--- begin Listed entries ---

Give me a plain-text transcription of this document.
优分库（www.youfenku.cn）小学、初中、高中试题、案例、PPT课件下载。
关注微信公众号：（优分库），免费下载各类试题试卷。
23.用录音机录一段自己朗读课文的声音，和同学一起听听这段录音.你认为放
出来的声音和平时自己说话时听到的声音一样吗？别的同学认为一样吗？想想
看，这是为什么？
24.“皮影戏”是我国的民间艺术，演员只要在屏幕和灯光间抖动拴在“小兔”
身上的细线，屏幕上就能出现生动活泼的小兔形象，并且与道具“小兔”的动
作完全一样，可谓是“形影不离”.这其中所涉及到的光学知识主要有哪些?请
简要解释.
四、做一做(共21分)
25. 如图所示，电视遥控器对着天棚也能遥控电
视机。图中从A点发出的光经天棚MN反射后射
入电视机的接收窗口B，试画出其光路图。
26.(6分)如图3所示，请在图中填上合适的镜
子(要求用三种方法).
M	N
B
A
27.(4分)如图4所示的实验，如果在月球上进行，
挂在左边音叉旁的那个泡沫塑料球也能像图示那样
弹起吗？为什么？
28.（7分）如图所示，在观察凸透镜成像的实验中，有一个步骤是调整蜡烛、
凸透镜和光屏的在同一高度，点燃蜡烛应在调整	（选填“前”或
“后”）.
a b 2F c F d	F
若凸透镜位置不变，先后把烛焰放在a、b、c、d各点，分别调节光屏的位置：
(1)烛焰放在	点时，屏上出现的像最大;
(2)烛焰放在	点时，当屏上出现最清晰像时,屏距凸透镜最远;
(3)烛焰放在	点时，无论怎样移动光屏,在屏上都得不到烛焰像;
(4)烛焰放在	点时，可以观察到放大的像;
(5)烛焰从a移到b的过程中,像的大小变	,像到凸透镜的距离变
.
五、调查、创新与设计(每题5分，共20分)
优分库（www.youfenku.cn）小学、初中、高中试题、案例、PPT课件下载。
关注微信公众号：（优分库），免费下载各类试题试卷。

--- end Listed entries ---

Return every record above exactly as it appears.

Give me a plain-text transcription of this document.
优分库（www.youfenku.cn）小学、初中、高中试题、案例、PPT课件下载。
关注微信公众号：（优分库），免费下载各类试题试卷。
23.用录音机录一段自己朗读课文的声音，和同学一起听听这段录音.你认为放
出来的声音和平时自己说话时听到的声音一样吗？别的同学认为一样吗？想想
看，这是为什么？
24.“皮影戏”是我国的民间艺术，演员只要在屏幕和灯光间抖动拴在“小兔”
身上的细线，屏幕上就能出现生动活泼的小兔形象，并且与道具“小兔”的动
作完全一样，可谓是“形影不离”.这其中所涉及到的光学知识主要有哪些?请
简要解释.
四、做一做(共21分)
25. 如图所示，电视遥控器对着天棚也能遥控电
视机。图中从A点发出的光经天棚MN反射后射
入电视机的接收窗口B，试画出其光路图。
26.(6分)如图3所示，请在图中填上合适的镜
子(要求用三种方法).
M	N
B
A
27.(4分)如图4所示的实验，如果在月球上进行，
挂在左边音叉旁的那个泡沫塑料球也能像图示那样
弹起吗？为什么？
28.（7分）如图所示，在观察凸透镜成像的实验中，有一个步骤是调整蜡烛、
凸透镜和光屏的在同一高度，点燃蜡烛应在调整	（选填“前”或
“后”）.
a b 2F c F d	F
若凸透镜位置不变，先后把烛焰放在a、b、c、d各点，分别调节光屏的位置：
(1)烛焰放在	点时，屏上出现的像最大;
(2)烛焰放在	点时，当屏上出现最清晰像时,屏距凸透镜最远;
(3)烛焰放在	点时，无论怎样移动光屏,在屏上都得不到烛焰像;
(4)烛焰放在	点时，可以观察到放大的像;
(5)烛焰从a移到b的过程中,像的大小变	,像到凸透镜的距离变
.
五、调查、创新与设计(每题5分，共20分)
优分库（www.youfenku.cn）小学、初中、高中试题、案例、PPT课件下载。
关注微信公众号：（优分库），免费下载各类试题试卷。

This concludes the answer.